• [WORK INSTRUCTIONS] Only the number is needed: how many lines contain the word "family"?

• [MATERIAL FOR THE TASK]
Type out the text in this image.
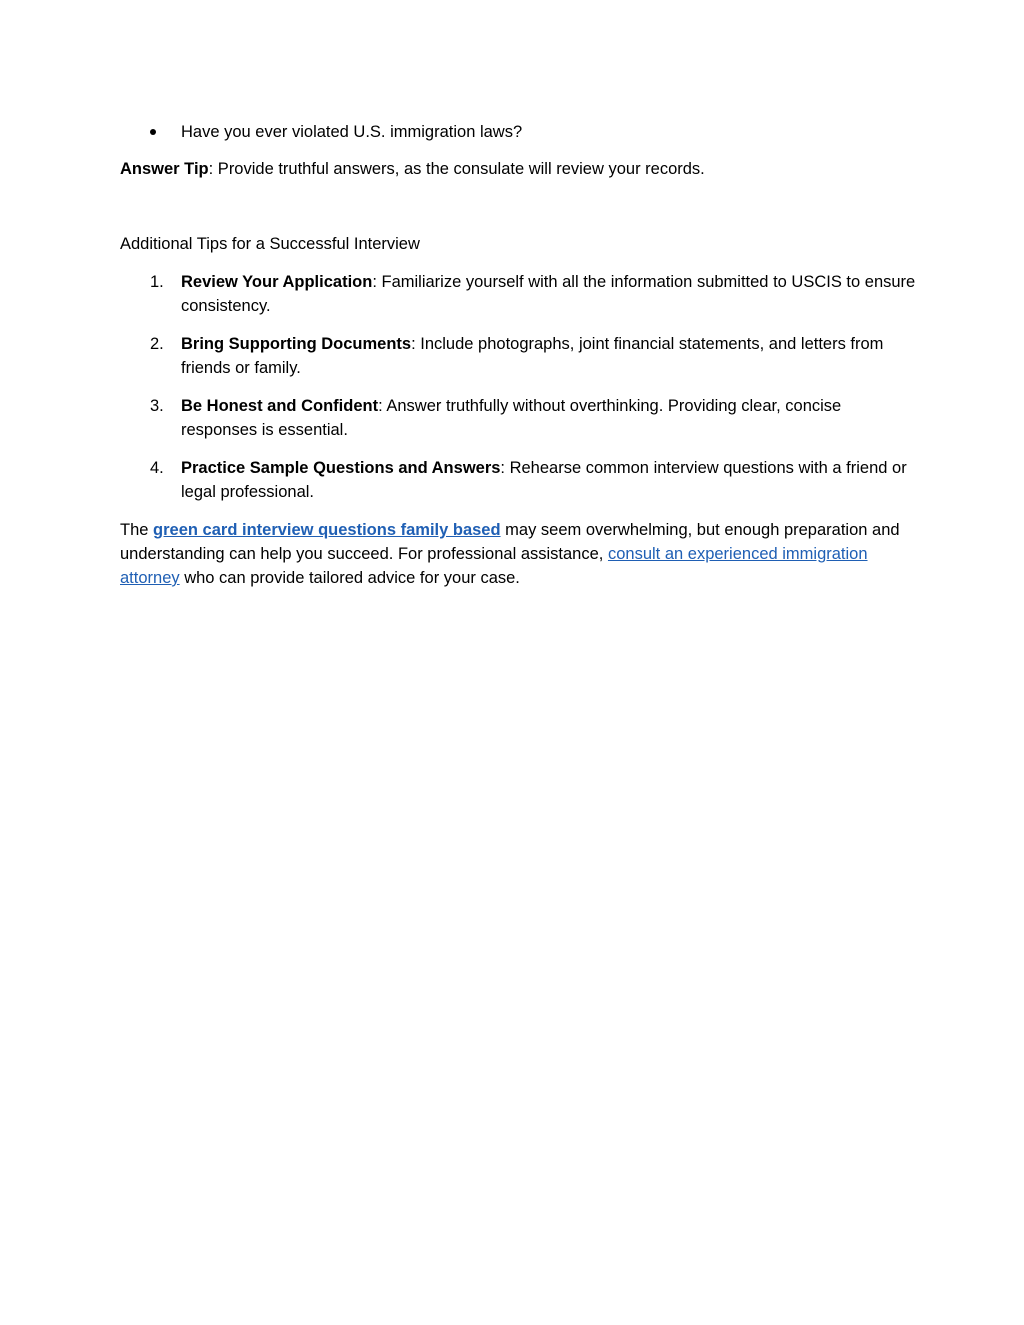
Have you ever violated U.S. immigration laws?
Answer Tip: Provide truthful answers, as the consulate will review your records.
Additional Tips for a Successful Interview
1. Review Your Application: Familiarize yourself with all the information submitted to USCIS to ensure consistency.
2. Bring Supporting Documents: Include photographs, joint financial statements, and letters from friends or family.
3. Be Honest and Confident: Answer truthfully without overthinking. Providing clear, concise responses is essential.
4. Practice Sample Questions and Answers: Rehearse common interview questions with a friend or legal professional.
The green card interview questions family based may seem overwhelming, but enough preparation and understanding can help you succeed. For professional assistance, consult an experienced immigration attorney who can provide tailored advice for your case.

• [RESULT OF THE EXERCISE] 2